SUPPLIED MATERIAL =

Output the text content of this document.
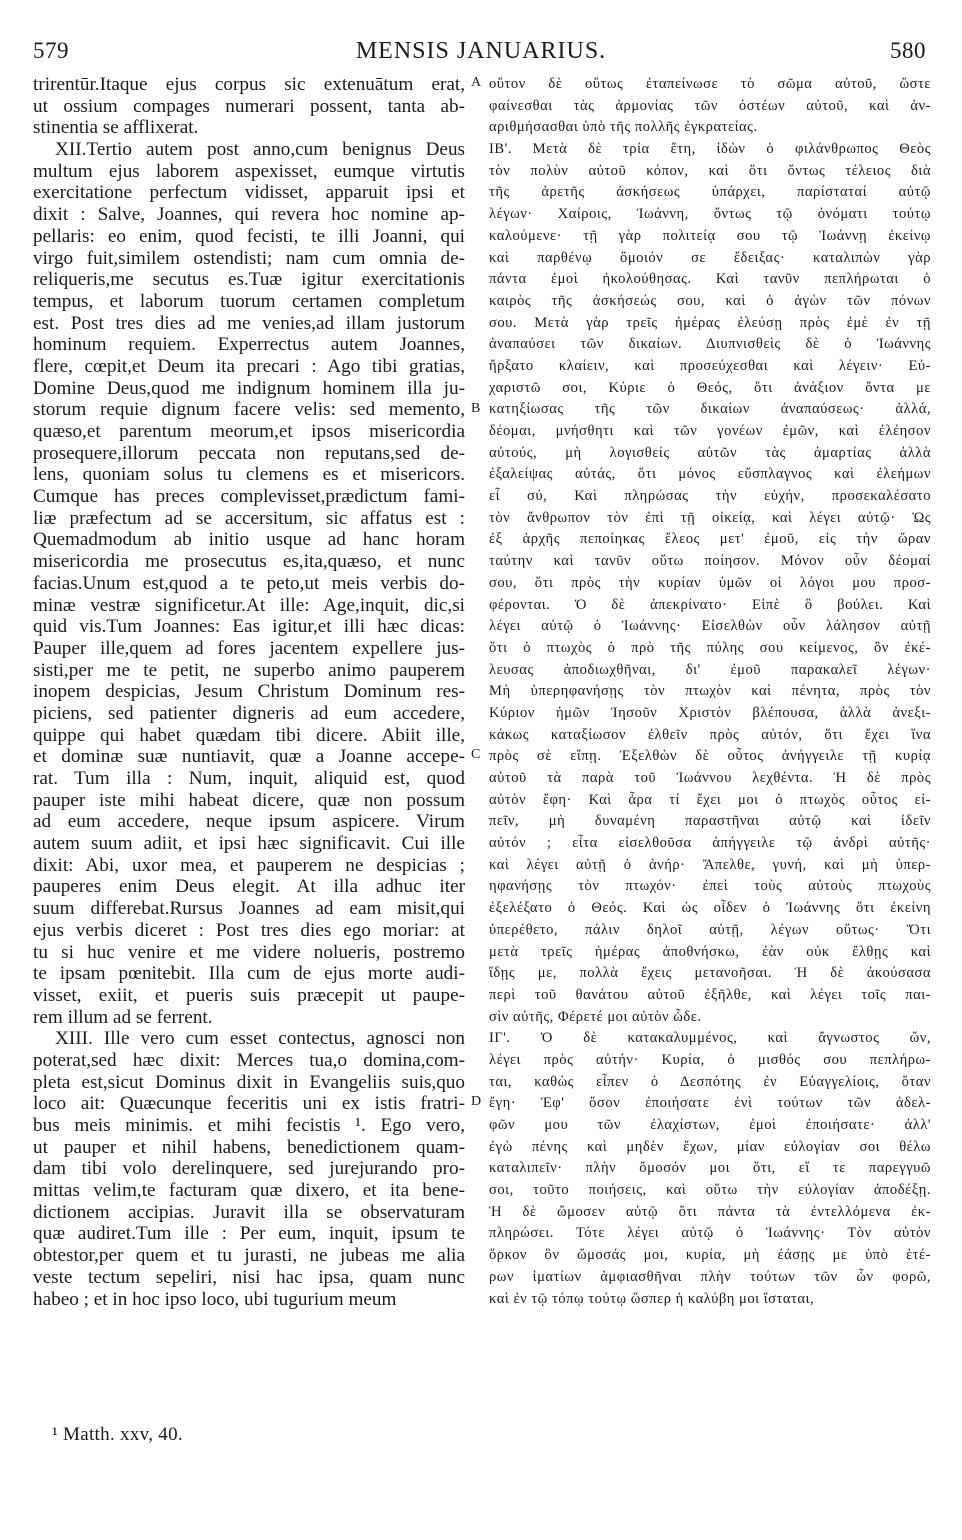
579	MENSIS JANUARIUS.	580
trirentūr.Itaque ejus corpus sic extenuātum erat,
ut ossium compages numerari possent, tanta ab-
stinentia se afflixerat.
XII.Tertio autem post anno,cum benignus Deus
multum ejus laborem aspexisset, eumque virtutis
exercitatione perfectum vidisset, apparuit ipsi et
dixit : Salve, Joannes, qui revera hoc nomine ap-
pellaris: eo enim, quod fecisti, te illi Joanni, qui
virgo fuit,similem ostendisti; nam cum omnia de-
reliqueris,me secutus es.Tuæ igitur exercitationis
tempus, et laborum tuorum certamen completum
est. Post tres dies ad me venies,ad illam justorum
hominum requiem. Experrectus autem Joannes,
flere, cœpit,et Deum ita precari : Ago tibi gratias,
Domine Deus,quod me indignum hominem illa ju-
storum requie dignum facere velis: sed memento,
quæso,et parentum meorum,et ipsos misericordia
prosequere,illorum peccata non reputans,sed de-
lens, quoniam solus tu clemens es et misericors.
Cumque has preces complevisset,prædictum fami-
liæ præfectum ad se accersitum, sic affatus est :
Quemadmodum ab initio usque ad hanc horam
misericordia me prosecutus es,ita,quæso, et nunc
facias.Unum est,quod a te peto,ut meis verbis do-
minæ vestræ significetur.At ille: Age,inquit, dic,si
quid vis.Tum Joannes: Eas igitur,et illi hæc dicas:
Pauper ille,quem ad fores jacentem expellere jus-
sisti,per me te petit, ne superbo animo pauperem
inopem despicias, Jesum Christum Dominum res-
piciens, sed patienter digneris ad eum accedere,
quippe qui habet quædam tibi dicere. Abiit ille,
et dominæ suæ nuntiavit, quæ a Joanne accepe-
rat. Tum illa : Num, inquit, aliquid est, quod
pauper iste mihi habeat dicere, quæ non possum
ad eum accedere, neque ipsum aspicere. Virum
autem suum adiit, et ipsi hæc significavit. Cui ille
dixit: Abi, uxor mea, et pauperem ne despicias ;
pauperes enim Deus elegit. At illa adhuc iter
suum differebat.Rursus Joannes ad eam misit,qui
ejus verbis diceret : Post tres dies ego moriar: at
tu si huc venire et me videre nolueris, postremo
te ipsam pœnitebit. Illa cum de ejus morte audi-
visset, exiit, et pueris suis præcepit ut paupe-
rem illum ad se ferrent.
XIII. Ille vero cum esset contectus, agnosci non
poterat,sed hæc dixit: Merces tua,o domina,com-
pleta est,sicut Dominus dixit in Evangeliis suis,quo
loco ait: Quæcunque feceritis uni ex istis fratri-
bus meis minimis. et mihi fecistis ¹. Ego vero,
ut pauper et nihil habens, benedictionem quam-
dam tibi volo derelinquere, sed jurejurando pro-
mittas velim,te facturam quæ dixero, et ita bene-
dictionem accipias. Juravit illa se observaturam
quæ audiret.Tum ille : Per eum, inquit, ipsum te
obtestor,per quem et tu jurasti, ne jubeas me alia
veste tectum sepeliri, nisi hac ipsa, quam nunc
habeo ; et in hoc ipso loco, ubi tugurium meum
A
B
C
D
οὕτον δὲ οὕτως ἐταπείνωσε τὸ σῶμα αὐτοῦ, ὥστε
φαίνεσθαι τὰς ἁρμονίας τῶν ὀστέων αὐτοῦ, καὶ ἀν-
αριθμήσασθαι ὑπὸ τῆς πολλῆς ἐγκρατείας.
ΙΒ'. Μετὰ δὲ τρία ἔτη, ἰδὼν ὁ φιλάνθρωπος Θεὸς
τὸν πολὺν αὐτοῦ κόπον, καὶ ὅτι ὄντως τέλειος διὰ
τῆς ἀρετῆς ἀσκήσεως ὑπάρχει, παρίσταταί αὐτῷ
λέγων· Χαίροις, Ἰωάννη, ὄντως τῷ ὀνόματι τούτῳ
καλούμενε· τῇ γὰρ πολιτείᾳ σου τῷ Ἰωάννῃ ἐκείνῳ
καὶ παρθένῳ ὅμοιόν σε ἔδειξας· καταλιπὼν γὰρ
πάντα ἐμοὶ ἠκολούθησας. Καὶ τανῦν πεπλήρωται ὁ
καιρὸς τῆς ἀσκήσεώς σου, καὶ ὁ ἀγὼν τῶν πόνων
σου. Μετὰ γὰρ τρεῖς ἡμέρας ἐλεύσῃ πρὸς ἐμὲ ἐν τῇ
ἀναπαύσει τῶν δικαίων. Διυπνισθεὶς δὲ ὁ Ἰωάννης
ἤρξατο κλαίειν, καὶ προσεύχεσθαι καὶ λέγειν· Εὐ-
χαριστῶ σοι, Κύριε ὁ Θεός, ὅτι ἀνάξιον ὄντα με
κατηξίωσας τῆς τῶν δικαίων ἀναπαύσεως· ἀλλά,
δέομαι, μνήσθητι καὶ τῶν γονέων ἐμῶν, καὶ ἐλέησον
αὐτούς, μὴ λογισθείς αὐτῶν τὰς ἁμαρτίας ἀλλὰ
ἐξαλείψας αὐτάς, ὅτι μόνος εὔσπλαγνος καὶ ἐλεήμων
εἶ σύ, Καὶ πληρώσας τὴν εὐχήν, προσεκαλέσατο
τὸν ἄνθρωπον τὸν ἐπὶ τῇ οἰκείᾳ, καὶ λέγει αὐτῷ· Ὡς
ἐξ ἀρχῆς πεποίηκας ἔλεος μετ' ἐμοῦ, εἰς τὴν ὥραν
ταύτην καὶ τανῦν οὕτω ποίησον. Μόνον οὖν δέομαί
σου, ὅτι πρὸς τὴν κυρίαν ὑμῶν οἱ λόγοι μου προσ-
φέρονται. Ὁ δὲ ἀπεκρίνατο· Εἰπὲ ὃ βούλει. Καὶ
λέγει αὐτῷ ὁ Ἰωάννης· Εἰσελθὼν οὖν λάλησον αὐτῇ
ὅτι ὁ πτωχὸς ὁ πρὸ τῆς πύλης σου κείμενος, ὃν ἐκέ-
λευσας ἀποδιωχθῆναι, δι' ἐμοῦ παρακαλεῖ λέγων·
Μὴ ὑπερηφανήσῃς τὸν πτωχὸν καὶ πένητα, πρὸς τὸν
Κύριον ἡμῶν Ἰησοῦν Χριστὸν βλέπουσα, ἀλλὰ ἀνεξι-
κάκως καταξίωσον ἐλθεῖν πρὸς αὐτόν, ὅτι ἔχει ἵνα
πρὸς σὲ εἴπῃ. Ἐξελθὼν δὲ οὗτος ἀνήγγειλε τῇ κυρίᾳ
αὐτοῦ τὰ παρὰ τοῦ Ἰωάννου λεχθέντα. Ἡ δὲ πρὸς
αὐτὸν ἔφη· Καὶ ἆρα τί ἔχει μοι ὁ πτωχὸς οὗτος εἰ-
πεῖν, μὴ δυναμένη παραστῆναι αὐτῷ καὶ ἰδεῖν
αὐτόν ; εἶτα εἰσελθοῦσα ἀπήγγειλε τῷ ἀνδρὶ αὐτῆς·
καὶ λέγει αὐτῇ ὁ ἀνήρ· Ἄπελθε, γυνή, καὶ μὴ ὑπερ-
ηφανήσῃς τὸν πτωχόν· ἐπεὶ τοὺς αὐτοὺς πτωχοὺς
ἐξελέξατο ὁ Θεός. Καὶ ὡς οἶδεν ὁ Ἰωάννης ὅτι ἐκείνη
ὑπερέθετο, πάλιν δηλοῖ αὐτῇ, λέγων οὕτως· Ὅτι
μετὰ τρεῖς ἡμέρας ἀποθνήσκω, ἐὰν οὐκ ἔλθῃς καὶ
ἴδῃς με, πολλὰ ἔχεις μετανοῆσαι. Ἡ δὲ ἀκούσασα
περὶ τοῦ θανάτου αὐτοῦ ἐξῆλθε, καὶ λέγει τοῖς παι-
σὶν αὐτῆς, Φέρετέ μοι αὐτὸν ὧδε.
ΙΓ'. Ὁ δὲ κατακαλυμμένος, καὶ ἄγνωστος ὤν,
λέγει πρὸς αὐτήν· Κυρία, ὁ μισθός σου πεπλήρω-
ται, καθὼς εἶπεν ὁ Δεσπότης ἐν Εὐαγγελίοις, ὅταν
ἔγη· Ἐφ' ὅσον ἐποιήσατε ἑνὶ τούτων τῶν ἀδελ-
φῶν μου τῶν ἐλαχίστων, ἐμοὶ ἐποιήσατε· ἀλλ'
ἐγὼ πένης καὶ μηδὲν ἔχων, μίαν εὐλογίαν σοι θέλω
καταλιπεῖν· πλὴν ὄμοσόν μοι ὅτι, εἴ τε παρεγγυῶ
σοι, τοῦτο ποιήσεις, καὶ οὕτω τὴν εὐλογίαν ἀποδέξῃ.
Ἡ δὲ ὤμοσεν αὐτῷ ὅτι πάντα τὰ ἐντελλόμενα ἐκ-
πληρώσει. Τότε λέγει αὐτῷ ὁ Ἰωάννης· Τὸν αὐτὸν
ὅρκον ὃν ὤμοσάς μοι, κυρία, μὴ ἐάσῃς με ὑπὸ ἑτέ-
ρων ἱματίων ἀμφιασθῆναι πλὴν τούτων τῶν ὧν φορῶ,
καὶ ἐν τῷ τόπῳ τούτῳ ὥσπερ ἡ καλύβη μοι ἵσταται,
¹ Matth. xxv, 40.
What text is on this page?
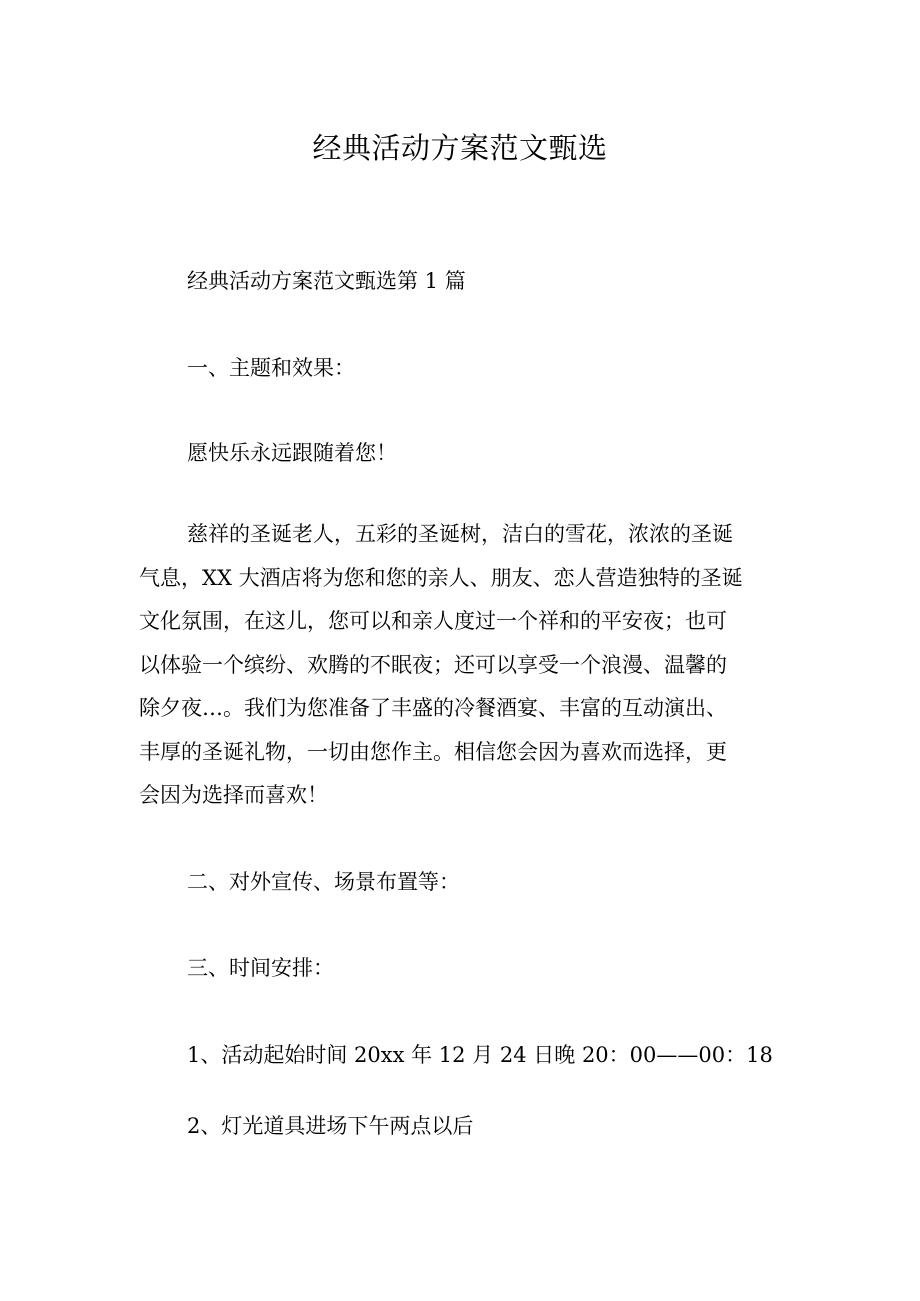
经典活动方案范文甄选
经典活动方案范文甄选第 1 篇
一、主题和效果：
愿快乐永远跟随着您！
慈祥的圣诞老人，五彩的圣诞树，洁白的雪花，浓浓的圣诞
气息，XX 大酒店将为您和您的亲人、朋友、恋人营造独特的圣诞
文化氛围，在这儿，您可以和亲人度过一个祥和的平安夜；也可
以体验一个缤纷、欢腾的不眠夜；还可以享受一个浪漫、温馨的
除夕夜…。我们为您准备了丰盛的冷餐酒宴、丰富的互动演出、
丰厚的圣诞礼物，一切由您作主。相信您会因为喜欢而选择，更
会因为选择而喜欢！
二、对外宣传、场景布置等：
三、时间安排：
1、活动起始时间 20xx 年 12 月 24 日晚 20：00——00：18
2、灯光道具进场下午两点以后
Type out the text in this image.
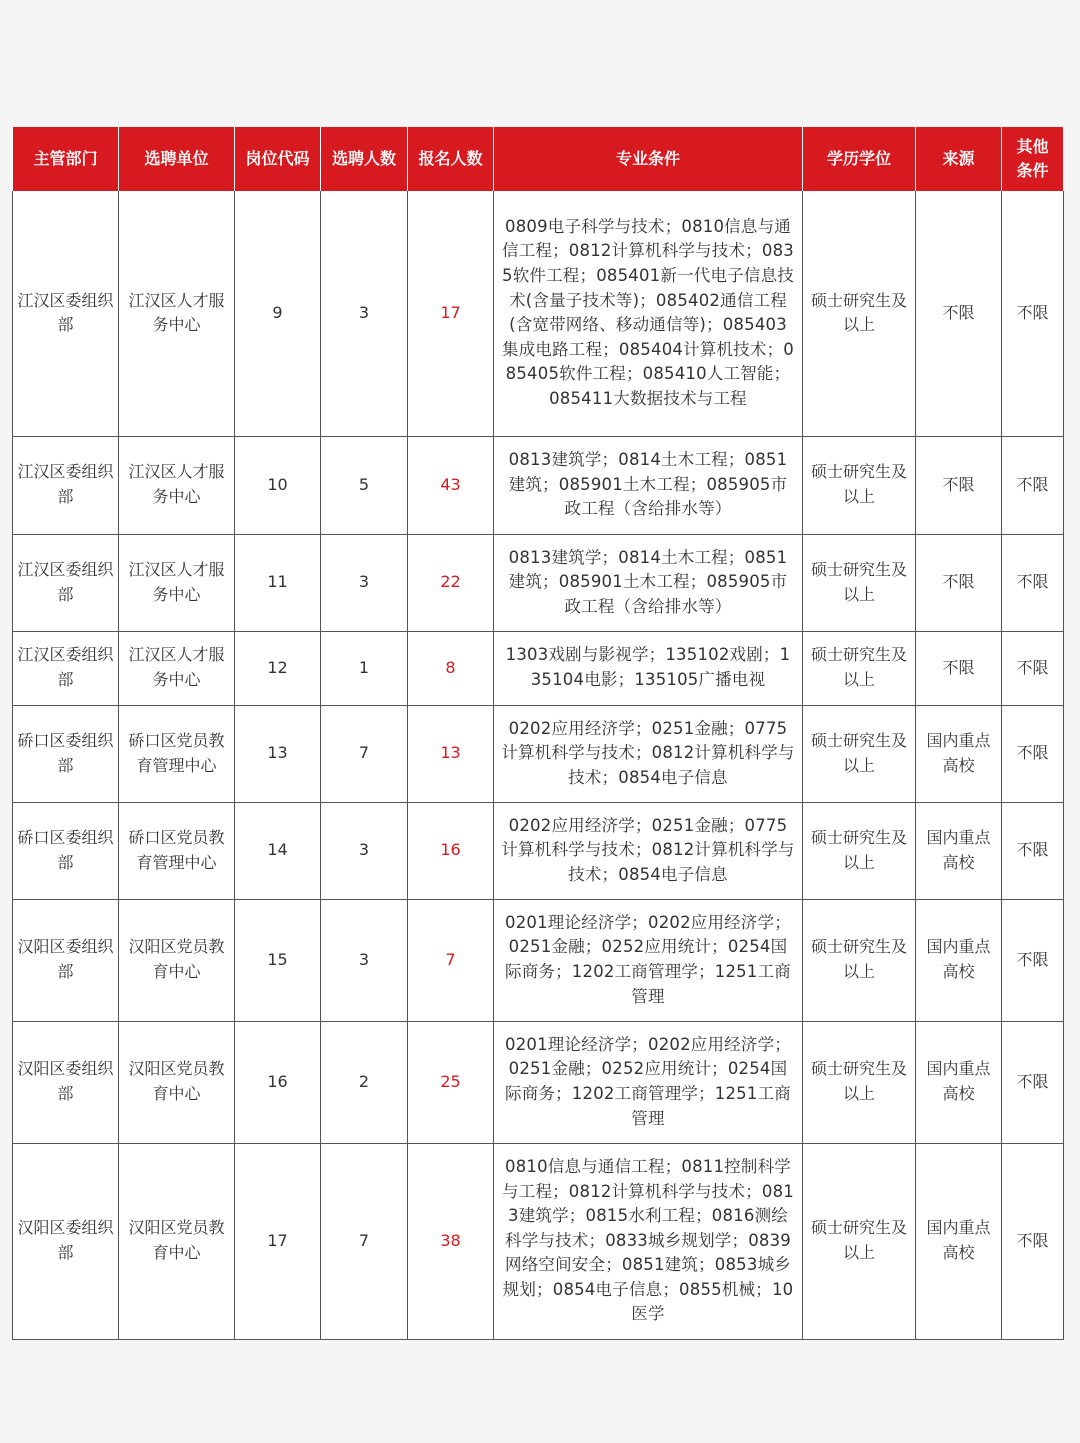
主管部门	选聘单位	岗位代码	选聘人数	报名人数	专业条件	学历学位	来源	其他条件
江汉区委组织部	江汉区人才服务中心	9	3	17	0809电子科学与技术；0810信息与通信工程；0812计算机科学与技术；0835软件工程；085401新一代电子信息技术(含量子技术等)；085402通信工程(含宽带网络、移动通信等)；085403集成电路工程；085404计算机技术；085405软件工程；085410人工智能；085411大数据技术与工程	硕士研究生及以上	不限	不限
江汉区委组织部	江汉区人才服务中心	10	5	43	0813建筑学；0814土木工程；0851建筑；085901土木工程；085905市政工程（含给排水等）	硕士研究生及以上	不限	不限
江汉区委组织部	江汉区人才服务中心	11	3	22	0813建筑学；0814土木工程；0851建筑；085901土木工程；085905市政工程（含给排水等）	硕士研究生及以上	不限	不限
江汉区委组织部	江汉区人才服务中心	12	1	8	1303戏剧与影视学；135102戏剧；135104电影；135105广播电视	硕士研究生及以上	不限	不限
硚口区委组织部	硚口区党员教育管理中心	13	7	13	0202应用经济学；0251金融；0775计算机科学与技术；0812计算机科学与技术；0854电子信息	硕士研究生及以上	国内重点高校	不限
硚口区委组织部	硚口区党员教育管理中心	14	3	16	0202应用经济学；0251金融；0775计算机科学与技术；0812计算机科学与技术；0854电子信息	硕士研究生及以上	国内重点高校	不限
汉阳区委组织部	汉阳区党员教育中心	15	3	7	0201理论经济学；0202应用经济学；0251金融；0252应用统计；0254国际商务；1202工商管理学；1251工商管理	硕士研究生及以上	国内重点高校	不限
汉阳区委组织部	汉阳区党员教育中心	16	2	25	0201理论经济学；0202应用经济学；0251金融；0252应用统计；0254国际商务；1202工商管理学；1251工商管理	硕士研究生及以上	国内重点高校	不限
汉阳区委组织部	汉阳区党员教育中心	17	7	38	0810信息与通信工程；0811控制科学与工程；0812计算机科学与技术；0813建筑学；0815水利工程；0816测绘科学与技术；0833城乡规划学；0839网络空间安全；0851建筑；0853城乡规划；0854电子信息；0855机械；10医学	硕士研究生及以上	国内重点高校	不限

SHORT EXERCISE = Pull out every line holding "硚口区委组织部" from the records above, and copy it.

COMPLETE ANSWER =
硚口区委组织部	硚口区党员教育管理中心	13	7	13	0202应用经济学；0251金融；0775计算机科学与技术；0812计算机科学与技术；0854电子信息	硕士研究生及以上	国内重点高校	不限
硚口区委组织部	硚口区党员教育管理中心	14	3	16	0202应用经济学；0251金融；0775计算机科学与技术；0812计算机科学与技术；0854电子信息	硕士研究生及以上	国内重点高校	不限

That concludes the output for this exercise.